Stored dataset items
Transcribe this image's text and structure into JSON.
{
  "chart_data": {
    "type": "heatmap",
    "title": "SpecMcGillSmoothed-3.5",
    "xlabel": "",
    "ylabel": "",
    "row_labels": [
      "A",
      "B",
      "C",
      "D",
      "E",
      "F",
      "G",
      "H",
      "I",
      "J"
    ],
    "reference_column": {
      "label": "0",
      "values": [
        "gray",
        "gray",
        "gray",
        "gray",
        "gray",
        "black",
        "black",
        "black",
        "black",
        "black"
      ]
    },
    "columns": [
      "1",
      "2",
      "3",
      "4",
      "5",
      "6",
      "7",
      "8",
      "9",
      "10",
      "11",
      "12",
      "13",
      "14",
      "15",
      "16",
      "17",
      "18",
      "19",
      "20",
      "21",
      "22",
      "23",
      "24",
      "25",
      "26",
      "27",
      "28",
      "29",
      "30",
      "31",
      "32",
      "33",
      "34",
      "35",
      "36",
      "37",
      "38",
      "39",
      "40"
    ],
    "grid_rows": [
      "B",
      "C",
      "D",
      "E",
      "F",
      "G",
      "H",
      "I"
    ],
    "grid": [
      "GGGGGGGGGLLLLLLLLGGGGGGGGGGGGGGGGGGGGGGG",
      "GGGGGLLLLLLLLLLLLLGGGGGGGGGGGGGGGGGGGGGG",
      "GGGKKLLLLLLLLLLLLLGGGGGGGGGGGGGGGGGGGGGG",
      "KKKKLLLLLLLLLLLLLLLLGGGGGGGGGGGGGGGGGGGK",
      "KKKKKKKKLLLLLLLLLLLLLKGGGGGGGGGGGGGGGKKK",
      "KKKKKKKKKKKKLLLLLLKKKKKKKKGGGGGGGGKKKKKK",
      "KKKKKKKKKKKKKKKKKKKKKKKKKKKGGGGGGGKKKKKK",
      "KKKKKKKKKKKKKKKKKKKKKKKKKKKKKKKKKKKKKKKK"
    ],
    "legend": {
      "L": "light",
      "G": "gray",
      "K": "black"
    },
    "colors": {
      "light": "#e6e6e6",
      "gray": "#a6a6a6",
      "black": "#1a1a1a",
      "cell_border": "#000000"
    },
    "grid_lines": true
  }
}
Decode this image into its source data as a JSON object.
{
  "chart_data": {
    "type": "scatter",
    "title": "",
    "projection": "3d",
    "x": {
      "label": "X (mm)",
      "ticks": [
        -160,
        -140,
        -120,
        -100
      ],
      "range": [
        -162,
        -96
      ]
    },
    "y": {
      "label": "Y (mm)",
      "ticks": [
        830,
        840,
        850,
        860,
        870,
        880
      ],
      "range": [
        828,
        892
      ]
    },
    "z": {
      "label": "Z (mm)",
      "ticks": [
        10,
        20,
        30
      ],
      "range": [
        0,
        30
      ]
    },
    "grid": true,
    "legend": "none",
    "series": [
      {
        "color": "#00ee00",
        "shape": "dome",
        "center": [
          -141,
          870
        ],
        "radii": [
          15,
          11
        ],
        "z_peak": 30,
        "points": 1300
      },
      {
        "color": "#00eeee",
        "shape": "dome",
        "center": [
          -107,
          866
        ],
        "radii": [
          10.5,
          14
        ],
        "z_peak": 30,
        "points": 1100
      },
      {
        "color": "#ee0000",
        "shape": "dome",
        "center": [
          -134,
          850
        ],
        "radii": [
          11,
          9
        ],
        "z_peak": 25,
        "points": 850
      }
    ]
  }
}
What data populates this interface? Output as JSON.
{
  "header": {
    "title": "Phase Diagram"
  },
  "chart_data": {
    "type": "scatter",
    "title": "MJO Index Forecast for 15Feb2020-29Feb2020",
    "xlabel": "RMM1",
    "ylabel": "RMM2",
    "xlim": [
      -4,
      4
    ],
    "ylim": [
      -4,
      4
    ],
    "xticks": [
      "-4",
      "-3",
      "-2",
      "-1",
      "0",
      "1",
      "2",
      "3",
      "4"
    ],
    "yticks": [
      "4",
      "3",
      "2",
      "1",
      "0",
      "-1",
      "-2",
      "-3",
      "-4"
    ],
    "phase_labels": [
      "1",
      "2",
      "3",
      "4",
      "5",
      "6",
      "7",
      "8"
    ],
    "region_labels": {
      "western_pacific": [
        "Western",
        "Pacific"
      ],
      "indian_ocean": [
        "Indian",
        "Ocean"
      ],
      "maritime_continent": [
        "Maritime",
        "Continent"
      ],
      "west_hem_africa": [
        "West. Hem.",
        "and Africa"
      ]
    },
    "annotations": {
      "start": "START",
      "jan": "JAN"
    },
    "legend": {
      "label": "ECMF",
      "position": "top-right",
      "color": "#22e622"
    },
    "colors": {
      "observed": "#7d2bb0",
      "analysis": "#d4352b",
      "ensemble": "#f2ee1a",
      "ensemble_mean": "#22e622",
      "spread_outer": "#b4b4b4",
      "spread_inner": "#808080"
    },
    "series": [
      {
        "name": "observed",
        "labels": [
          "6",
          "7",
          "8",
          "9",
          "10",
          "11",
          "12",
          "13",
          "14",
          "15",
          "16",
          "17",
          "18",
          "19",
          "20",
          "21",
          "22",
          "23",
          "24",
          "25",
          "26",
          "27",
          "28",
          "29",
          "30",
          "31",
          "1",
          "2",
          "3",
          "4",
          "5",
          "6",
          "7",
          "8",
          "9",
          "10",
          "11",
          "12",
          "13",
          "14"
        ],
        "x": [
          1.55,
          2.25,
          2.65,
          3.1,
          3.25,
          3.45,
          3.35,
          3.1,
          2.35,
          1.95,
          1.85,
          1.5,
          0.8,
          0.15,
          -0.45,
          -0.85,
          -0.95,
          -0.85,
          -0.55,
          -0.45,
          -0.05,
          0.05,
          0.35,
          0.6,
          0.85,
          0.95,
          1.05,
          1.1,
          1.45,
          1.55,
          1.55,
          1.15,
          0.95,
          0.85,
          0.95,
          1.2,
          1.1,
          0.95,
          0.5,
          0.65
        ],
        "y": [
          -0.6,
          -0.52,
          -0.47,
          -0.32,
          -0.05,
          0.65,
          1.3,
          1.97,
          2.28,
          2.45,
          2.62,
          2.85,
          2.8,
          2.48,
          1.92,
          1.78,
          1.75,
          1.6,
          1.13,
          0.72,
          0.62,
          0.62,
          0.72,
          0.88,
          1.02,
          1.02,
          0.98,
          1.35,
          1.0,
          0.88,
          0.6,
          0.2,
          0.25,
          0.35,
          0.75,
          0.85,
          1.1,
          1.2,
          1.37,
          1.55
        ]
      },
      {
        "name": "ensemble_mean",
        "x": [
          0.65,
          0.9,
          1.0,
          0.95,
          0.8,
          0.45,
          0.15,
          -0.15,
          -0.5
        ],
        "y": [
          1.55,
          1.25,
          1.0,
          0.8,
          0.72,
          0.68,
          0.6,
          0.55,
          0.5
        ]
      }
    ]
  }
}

**TASK BRIEF:**
Repeat the material above in full, exactly as it stands.

**ANSWER TO THE PROBLEM:**
Transcribe this image's text and structure into JSON.
{
  "chart_data": {
    "type": "heatmap",
    "title": "SpecMcGillSmoothed-3.5",
    "xlabel": "",
    "ylabel": "",
    "row_labels": [
      "A",
      "B",
      "C",
      "D",
      "E",
      "F",
      "G",
      "H",
      "I",
      "J"
    ],
    "reference_column": {
      "label": "0",
      "values": [
        "gray",
        "gray",
        "gray",
        "gray",
        "gray",
        "black",
        "black",
        "black",
        "black",
        "black"
      ]
    },
    "columns": [
      "1",
      "2",
      "3",
      "4",
      "5",
      "6",
      "7",
      "8",
      "9",
      "10",
      "11",
      "12",
      "13",
      "14",
      "15",
      "16",
      "17",
      "18",
      "19",
      "20",
      "21",
      "22",
      "23",
      "24",
      "25",
      "26",
      "27",
      "28",
      "29",
      "30",
      "31",
      "32",
      "33",
      "34",
      "35",
      "36",
      "37",
      "38",
      "39",
      "40"
    ],
    "grid_rows": [
      "B",
      "C",
      "D",
      "E",
      "F",
      "G",
      "H",
      "I"
    ],
    "grid": [
      "GGGGGGGGGLLLLLLLLGGGGGGGGGGGGGGGGGGGGGGG",
      "GGGGGLLLLLLLLLLLLLGGGGGGGGGGGGGGGGGGGGGG",
      "GGGKKLLLLLLLLLLLLLGGGGGGGGGGGGGGGGGGGGGG",
      "KKKKLLLLLLLLLLLLLLLLGGGGGGGGGGGGGGGGGGGK",
      "KKKKKKKKLLLLLLLLLLLLLKGGGGGGGGGGGGGGGKKK",
      "KKKKKKKKKKKKLLLLLLKKKKKKKKGGGGGGGGKKKKKK",
      "KKKKKKKKKKKKKKKKKKKKKKKKKKKGGGGGGGKKKKKK",
      "KKKKKKKKKKKKKKKKKKKKKKKKKKKKKKKKKKKKKKKK"
    ],
    "legend": {
      "L": "light",
      "G": "gray",
      "K": "black"
    },
    "colors": {
      "light": "#e6e6e6",
      "gray": "#a6a6a6",
      "black": "#1a1a1a",
      "cell_border": "#000000"
    },
    "grid_lines": true
  }
}
Decode this image into its source data as a JSON object.
{
  "chart_data": {
    "type": "scatter",
    "title": "",
    "projection": "3d",
    "x": {
      "label": "X (mm)",
      "ticks": [
        -160,
        -140,
        -120,
        -100
      ],
      "range": [
        -162,
        -96
      ]
    },
    "y": {
      "label": "Y (mm)",
      "ticks": [
        830,
        840,
        850,
        860,
        870,
        880
      ],
      "range": [
        828,
        892
      ]
    },
    "z": {
      "label": "Z (mm)",
      "ticks": [
        10,
        20,
        30
      ],
      "range": [
        0,
        30
      ]
    },
    "grid": true,
    "legend": "none",
    "series": [
      {
        "color": "#00ee00",
        "shape": "dome",
        "center": [
          -141,
          870
        ],
        "radii": [
          15,
          11
        ],
        "z_peak": 30,
        "points": 1300
      },
      {
        "color": "#00eeee",
        "shape": "dome",
        "center": [
          -107,
          866
        ],
        "radii": [
          10.5,
          14
        ],
        "z_peak": 30,
        "points": 1100
      },
      {
        "color": "#ee0000",
        "shape": "dome",
        "center": [
          -134,
          850
        ],
        "radii": [
          11,
          9
        ],
        "z_peak": 25,
        "points": 850
      }
    ]
  }
}
What data populates this interface? Output as JSON.
{
  "header": {
    "title": "Phase Diagram"
  },
  "chart_data": {
    "type": "scatter",
    "title": "MJO Index Forecast for 15Feb2020-29Feb2020",
    "xlabel": "RMM1",
    "ylabel": "RMM2",
    "xlim": [
      -4,
      4
    ],
    "ylim": [
      -4,
      4
    ],
    "xticks": [
      "-4",
      "-3",
      "-2",
      "-1",
      "0",
      "1",
      "2",
      "3",
      "4"
    ],
    "yticks": [
      "4",
      "3",
      "2",
      "1",
      "0",
      "-1",
      "-2",
      "-3",
      "-4"
    ],
    "phase_labels": [
      "1",
      "2",
      "3",
      "4",
      "5",
      "6",
      "7",
      "8"
    ],
    "region_labels": {
      "western_pacific": [
        "Western",
        "Pacific"
      ],
      "indian_ocean": [
        "Indian",
        "Ocean"
      ],
      "maritime_continent": [
        "Maritime",
        "Continent"
      ],
      "west_hem_africa": [
        "West. Hem.",
        "and Africa"
      ]
    },
    "annotations": {
      "start": "START",
      "jan": "JAN"
    },
    "legend": {
      "label": "ECMF",
      "position": "top-right",
      "color": "#22e622"
    },
    "colors": {
      "observed": "#7d2bb0",
      "analysis": "#d4352b",
      "ensemble": "#f2ee1a",
      "ensemble_mean": "#22e622",
      "spread_outer": "#b4b4b4",
      "spread_inner": "#808080"
    },
    "series": [
      {
        "name": "observed",
        "labels": [
          "6",
          "7",
          "8",
          "9",
          "10",
          "11",
          "12",
          "13",
          "14",
          "15",
          "16",
          "17",
          "18",
          "19",
          "20",
          "21",
          "22",
          "23",
          "24",
          "25",
          "26",
          "27",
          "28",
          "29",
          "30",
          "31",
          "1",
          "2",
          "3",
          "4",
          "5",
          "6",
          "7",
          "8",
          "9",
          "10",
          "11",
          "12",
          "13",
          "14"
        ],
        "x": [
          1.55,
          2.25,
          2.65,
          3.1,
          3.25,
          3.45,
          3.35,
          3.1,
          2.35,
          1.95,
          1.85,
          1.5,
          0.8,
          0.15,
          -0.45,
          -0.85,
          -0.95,
          -0.85,
          -0.55,
          -0.45,
          -0.05,
          0.05,
          0.35,
          0.6,
          0.85,
          0.95,
          1.05,
          1.1,
          1.45,
          1.55,
          1.55,
          1.15,
          0.95,
          0.85,
          0.95,
          1.2,
          1.1,
          0.95,
          0.5,
          0.65
        ],
        "y": [
          -0.6,
          -0.52,
          -0.47,
          -0.32,
          -0.05,
          0.65,
          1.3,
          1.97,
          2.28,
          2.45,
          2.62,
          2.85,
          2.8,
          2.48,
          1.92,
          1.78,
          1.75,
          1.6,
          1.13,
          0.72,
          0.62,
          0.62,
          0.72,
          0.88,
          1.02,
          1.02,
          0.98,
          1.35,
          1.0,
          0.88,
          0.6,
          0.2,
          0.25,
          0.35,
          0.75,
          0.85,
          1.1,
          1.2,
          1.37,
          1.55
        ]
      },
      {
        "name": "ensemble_mean",
        "x": [
          0.65,
          0.9,
          1.0,
          0.95,
          0.8,
          0.45,
          0.15,
          -0.15,
          -0.5
        ],
        "y": [
          1.55,
          1.25,
          1.0,
          0.8,
          0.72,
          0.68,
          0.6,
          0.55,
          0.5
        ]
      }
    ]
  }
}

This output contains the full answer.